= Requirement =
Identify each line below that contains the word "місцеві", and copy it out.

= Dataset entries =
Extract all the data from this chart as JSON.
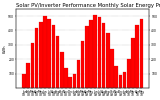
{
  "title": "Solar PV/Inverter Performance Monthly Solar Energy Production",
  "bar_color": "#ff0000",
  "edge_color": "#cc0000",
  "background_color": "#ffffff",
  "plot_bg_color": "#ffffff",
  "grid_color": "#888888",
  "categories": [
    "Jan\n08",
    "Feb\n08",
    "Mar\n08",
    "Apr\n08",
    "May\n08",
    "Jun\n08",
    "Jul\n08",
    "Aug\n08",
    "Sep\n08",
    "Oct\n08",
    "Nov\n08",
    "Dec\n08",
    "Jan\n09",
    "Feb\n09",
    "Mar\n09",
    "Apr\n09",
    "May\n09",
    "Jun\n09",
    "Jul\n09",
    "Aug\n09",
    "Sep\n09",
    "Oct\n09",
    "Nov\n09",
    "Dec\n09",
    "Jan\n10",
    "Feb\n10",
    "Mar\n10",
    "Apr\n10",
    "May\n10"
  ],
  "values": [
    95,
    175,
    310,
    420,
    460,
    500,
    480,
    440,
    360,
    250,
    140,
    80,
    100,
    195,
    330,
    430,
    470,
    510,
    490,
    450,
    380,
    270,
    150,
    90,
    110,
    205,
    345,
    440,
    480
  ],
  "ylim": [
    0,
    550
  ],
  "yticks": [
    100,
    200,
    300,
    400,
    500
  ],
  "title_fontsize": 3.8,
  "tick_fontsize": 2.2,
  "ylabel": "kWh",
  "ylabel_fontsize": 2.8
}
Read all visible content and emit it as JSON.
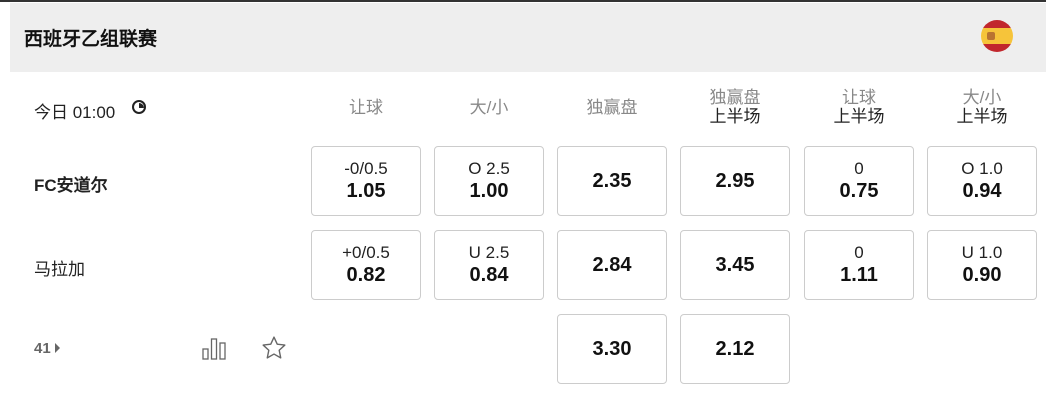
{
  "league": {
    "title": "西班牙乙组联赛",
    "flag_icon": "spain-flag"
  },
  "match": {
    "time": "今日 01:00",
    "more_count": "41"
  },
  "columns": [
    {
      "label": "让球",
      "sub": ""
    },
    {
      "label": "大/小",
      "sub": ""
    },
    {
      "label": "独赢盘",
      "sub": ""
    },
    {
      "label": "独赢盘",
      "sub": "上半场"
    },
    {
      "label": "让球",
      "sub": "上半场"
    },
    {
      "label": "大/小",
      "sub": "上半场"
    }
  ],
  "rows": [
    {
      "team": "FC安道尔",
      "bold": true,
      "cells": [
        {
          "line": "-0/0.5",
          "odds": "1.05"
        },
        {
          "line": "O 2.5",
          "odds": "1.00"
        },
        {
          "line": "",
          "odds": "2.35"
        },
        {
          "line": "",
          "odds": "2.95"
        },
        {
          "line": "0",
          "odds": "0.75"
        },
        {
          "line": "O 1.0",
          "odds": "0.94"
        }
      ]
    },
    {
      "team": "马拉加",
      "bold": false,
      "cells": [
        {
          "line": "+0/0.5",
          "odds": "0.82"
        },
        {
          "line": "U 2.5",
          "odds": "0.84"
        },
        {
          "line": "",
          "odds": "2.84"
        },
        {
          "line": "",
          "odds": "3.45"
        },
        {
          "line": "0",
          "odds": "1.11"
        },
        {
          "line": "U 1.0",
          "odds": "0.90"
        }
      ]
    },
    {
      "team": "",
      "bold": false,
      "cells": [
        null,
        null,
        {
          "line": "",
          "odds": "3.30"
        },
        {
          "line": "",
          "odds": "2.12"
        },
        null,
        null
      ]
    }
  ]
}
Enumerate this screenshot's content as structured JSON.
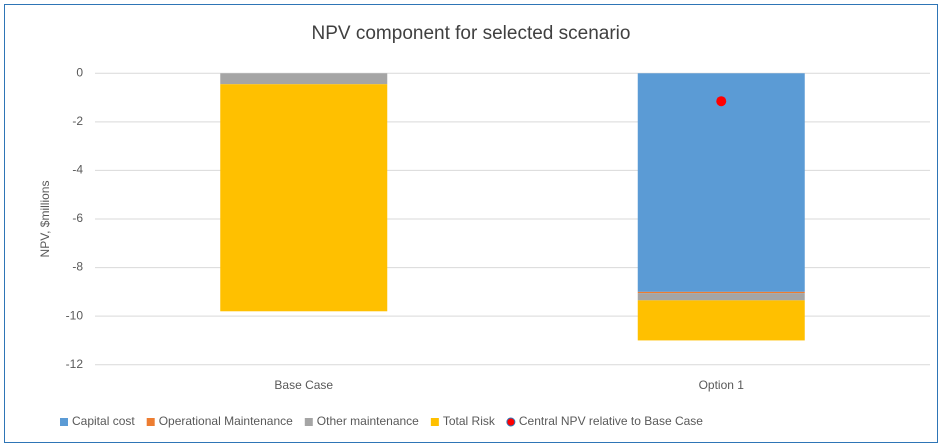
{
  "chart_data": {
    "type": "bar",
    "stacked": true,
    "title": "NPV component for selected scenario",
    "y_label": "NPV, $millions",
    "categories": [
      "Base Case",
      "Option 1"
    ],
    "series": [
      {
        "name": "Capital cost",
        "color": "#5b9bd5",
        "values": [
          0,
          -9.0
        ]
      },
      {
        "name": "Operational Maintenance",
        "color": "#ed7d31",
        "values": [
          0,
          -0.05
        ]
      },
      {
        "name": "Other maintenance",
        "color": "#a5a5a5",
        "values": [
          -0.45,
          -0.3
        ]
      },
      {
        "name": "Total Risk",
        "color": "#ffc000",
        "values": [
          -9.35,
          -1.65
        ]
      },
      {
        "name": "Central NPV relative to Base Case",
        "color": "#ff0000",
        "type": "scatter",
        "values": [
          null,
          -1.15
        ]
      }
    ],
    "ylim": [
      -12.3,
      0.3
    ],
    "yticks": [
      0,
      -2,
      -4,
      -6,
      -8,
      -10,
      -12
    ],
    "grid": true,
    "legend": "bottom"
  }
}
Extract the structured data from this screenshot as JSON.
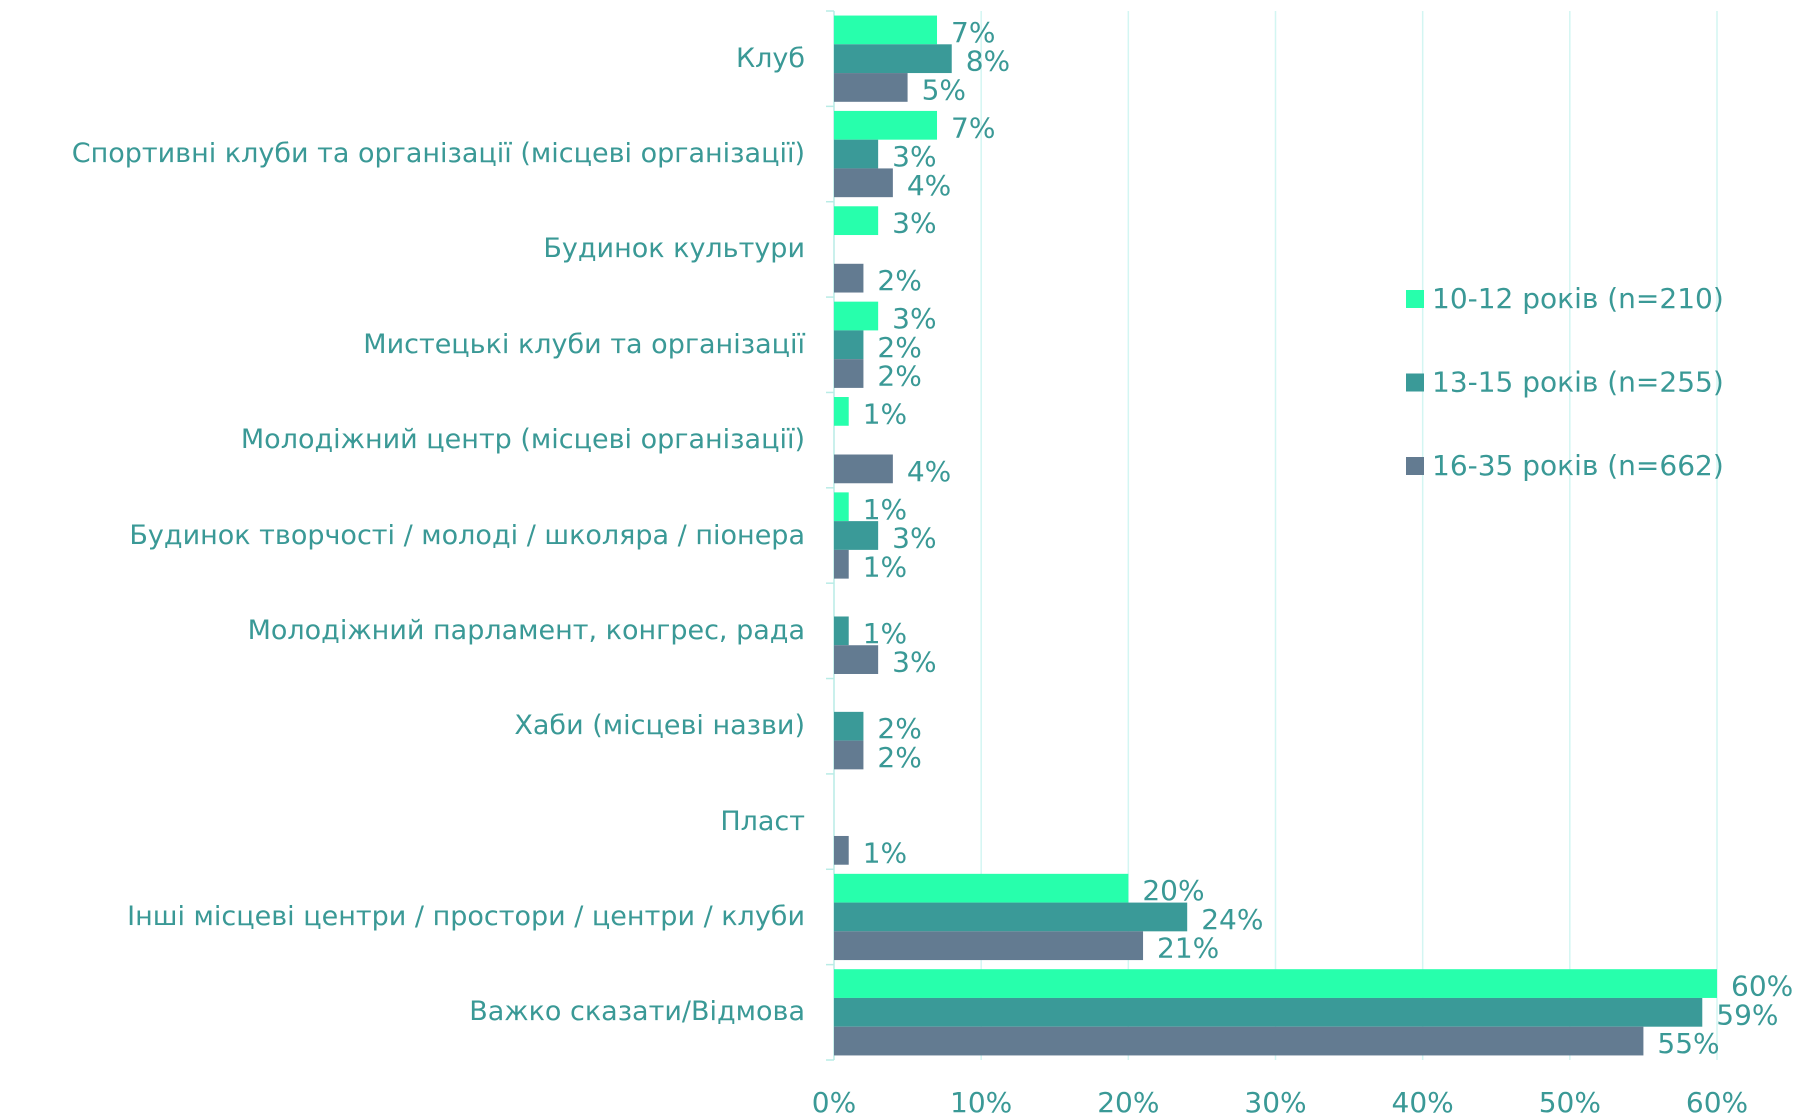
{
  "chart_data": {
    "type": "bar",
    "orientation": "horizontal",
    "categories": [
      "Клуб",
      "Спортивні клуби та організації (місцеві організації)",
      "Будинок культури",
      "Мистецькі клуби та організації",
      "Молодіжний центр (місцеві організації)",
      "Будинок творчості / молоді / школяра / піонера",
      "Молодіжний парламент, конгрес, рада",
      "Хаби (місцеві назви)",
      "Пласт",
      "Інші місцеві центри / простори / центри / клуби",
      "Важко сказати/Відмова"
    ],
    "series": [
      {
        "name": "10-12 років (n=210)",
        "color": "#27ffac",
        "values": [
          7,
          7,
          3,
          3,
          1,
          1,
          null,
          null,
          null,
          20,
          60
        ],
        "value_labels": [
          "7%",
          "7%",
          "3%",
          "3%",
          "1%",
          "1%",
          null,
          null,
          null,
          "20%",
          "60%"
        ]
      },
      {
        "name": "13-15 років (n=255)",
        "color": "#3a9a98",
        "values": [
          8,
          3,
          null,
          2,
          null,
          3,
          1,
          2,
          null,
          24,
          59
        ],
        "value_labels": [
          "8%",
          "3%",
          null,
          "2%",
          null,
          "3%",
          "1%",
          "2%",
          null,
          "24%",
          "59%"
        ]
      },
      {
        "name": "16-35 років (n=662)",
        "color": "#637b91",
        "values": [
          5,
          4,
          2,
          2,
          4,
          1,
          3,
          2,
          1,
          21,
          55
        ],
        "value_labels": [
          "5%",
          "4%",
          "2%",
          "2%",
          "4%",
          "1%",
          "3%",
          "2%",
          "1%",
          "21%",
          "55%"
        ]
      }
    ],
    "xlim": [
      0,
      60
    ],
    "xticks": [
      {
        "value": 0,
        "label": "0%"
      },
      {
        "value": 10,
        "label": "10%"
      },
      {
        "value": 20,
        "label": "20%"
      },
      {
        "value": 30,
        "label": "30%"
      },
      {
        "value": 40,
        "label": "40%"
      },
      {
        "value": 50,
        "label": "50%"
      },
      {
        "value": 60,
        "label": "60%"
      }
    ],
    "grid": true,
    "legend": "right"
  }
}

= Task result =
      "Спортивні клуби та організації (місцеві організації)",
      "Молодіжний центр (місцеві організації)",
      "Хаби (місцеві назви)",
      "Інші місцеві центри / простори / центри / клуби",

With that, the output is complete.